- **WHAT YOU WILL DO**: Your task is to print the material below exactly as presented.
* BEGIN STORED DATA *
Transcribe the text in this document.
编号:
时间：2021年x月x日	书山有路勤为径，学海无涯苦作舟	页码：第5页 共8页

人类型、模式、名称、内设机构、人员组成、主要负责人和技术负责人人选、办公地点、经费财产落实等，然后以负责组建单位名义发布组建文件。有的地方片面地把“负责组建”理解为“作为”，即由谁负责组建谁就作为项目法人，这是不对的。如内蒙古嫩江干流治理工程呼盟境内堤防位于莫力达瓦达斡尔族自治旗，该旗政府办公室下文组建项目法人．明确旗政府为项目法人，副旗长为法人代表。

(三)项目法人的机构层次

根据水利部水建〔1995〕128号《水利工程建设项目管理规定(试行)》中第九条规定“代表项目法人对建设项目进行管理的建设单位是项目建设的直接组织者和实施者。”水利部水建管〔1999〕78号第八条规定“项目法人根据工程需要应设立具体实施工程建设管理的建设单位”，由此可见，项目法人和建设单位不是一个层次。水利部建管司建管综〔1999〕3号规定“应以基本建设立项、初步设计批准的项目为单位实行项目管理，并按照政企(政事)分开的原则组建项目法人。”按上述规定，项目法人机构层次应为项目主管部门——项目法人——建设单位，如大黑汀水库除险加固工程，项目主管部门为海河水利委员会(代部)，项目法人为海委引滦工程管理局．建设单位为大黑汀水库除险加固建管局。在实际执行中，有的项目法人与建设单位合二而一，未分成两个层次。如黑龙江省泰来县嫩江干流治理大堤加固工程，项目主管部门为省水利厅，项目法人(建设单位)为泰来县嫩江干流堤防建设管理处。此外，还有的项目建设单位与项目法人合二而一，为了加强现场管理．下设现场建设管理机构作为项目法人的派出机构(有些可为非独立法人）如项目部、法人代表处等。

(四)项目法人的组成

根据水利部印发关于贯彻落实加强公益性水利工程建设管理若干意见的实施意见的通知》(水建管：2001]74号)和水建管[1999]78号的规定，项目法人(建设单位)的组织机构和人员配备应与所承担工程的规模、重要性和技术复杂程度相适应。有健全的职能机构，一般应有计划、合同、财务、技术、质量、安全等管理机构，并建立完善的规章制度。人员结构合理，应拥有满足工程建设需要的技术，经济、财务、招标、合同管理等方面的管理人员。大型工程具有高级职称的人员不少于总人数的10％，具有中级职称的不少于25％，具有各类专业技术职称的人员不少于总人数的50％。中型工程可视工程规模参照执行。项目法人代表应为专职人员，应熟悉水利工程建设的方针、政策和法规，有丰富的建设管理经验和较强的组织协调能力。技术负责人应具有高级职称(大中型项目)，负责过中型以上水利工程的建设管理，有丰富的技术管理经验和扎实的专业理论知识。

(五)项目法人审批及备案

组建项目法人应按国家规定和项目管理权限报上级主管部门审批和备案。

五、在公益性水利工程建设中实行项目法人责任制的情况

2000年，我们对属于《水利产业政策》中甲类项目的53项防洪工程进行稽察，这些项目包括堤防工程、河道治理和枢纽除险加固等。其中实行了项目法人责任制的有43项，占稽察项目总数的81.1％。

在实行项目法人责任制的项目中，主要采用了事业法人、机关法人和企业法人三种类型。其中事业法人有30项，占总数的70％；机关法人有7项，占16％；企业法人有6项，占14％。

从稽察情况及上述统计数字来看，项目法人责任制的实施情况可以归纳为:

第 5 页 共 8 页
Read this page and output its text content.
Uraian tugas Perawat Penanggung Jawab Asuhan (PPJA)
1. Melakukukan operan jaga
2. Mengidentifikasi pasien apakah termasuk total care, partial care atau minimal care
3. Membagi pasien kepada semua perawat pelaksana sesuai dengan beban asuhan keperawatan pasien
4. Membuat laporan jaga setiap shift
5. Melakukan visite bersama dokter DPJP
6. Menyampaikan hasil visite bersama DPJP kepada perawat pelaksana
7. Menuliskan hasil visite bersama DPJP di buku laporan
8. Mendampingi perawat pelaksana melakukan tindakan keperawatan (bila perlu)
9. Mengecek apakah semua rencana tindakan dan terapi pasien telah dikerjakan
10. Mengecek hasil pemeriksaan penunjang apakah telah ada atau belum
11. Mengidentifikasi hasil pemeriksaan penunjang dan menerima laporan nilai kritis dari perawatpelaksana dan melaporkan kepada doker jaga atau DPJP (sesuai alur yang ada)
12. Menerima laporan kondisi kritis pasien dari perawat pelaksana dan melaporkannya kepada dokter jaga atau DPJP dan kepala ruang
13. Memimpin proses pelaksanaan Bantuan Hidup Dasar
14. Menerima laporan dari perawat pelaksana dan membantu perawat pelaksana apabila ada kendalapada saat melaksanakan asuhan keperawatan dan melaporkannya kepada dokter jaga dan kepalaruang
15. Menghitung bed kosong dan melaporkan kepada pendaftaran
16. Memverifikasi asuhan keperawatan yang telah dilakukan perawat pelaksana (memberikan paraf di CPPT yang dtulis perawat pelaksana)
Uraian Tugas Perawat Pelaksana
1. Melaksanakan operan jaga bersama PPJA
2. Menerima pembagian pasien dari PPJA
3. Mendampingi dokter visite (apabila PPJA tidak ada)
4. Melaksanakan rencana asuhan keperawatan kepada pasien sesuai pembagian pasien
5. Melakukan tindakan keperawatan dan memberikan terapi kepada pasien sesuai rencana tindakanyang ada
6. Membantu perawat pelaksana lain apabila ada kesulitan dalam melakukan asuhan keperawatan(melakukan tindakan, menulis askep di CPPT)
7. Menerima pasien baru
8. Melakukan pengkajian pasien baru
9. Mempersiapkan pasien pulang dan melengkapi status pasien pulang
* END STORED DATA *
- **SOLUTION**:
Transcribe the text in this document.
编号:
时间：2021年x月x日	书山有路勤为径，学海无涯苦作舟	页码：第5页 共8页

人类型、模式、名称、内设机构、人员组成、主要负责人和技术负责人人选、办公地点、经费财产落实等，然后以负责组建单位名义发布组建文件。有的地方片面地把“负责组建”理解为“作为”，即由谁负责组建谁就作为项目法人，这是不对的。如内蒙古嫩江干流治理工程呼盟境内堤防位于莫力达瓦达斡尔族自治旗，该旗政府办公室下文组建项目法人．明确旗政府为项目法人，副旗长为法人代表。

(三)项目法人的机构层次

根据水利部水建〔1995〕128号《水利工程建设项目管理规定(试行)》中第九条规定“代表项目法人对建设项目进行管理的建设单位是项目建设的直接组织者和实施者。”水利部水建管〔1999〕78号第八条规定“项目法人根据工程需要应设立具体实施工程建设管理的建设单位”，由此可见，项目法人和建设单位不是一个层次。水利部建管司建管综〔1999〕3号规定“应以基本建设立项、初步设计批准的项目为单位实行项目管理，并按照政企(政事)分开的原则组建项目法人。”按上述规定，项目法人机构层次应为项目主管部门——项目法人——建设单位，如大黑汀水库除险加固工程，项目主管部门为海河水利委员会(代部)，项目法人为海委引滦工程管理局．建设单位为大黑汀水库除险加固建管局。在实际执行中，有的项目法人与建设单位合二而一，未分成两个层次。如黑龙江省泰来县嫩江干流治理大堤加固工程，项目主管部门为省水利厅，项目法人(建设单位)为泰来县嫩江干流堤防建设管理处。此外，还有的项目建设单位与项目法人合二而一，为了加强现场管理．下设现场建设管理机构作为项目法人的派出机构(有些可为非独立法人）如项目部、法人代表处等。

(四)项目法人的组成

根据水利部印发关于贯彻落实加强公益性水利工程建设管理若干意见的实施意见的通知》(水建管：2001]74号)和水建管[1999]78号的规定，项目法人(建设单位)的组织机构和人员配备应与所承担工程的规模、重要性和技术复杂程度相适应。有健全的职能机构，一般应有计划、合同、财务、技术、质量、安全等管理机构，并建立完善的规章制度。人员结构合理，应拥有满足工程建设需要的技术，经济、财务、招标、合同管理等方面的管理人员。大型工程具有高级职称的人员不少于总人数的10％，具有中级职称的不少于25％，具有各类专业技术职称的人员不少于总人数的50％。中型工程可视工程规模参照执行。项目法人代表应为专职人员，应熟悉水利工程建设的方针、政策和法规，有丰富的建设管理经验和较强的组织协调能力。技术负责人应具有高级职称(大中型项目)，负责过中型以上水利工程的建设管理，有丰富的技术管理经验和扎实的专业理论知识。

(五)项目法人审批及备案

组建项目法人应按国家规定和项目管理权限报上级主管部门审批和备案。

五、在公益性水利工程建设中实行项目法人责任制的情况

2000年，我们对属于《水利产业政策》中甲类项目的53项防洪工程进行稽察，这些项目包括堤防工程、河道治理和枢纽除险加固等。其中实行了项目法人责任制的有43项，占稽察项目总数的81.1％。

在实行项目法人责任制的项目中，主要采用了事业法人、机关法人和企业法人三种类型。其中事业法人有30项，占总数的70％；机关法人有7项，占16％；企业法人有6项，占14％。

从稽察情况及上述统计数字来看，项目法人责任制的实施情况可以归纳为:

第 5 页 共 8 页
Read this page and output its text content.
Uraian tugas Perawat Penanggung Jawab Asuhan (PPJA)
1. Melakukukan operan jaga
2. Mengidentifikasi pasien apakah termasuk total care, partial care atau minimal care
3. Membagi pasien kepada semua perawat pelaksana sesuai dengan beban asuhan keperawatan pasien
4. Membuat laporan jaga setiap shift
5. Melakukan visite bersama dokter DPJP
6. Menyampaikan hasil visite bersama DPJP kepada perawat pelaksana
7. Menuliskan hasil visite bersama DPJP di buku laporan
8. Mendampingi perawat pelaksana melakukan tindakan keperawatan (bila perlu)
9. Mengecek apakah semua rencana tindakan dan terapi pasien telah dikerjakan
10. Mengecek hasil pemeriksaan penunjang apakah telah ada atau belum
11. Mengidentifikasi hasil pemeriksaan penunjang dan menerima laporan nilai kritis dari perawatpelaksana dan melaporkan kepada doker jaga atau DPJP (sesuai alur yang ada)
12. Menerima laporan kondisi kritis pasien dari perawat pelaksana dan melaporkannya kepada dokter jaga atau DPJP dan kepala ruang
13. Memimpin proses pelaksanaan Bantuan Hidup Dasar
14. Menerima laporan dari perawat pelaksana dan membantu perawat pelaksana apabila ada kendalapada saat melaksanakan asuhan keperawatan dan melaporkannya kepada dokter jaga dan kepalaruang
15. Menghitung bed kosong dan melaporkan kepada pendaftaran
16. Memverifikasi asuhan keperawatan yang telah dilakukan perawat pelaksana (memberikan paraf di CPPT yang dtulis perawat pelaksana)
Uraian Tugas Perawat Pelaksana
1. Melaksanakan operan jaga bersama PPJA
2. Menerima pembagian pasien dari PPJA
3. Mendampingi dokter visite (apabila PPJA tidak ada)
4. Melaksanakan rencana asuhan keperawatan kepada pasien sesuai pembagian pasien
5. Melakukan tindakan keperawatan dan memberikan terapi kepada pasien sesuai rencana tindakanyang ada
6. Membantu perawat pelaksana lain apabila ada kesulitan dalam melakukan asuhan keperawatan(melakukan tindakan, menulis askep di CPPT)
7. Menerima pasien baru
8. Melakukan pengkajian pasien baru
9. Mempersiapkan pasien pulang dan melengkapi status pasien pulang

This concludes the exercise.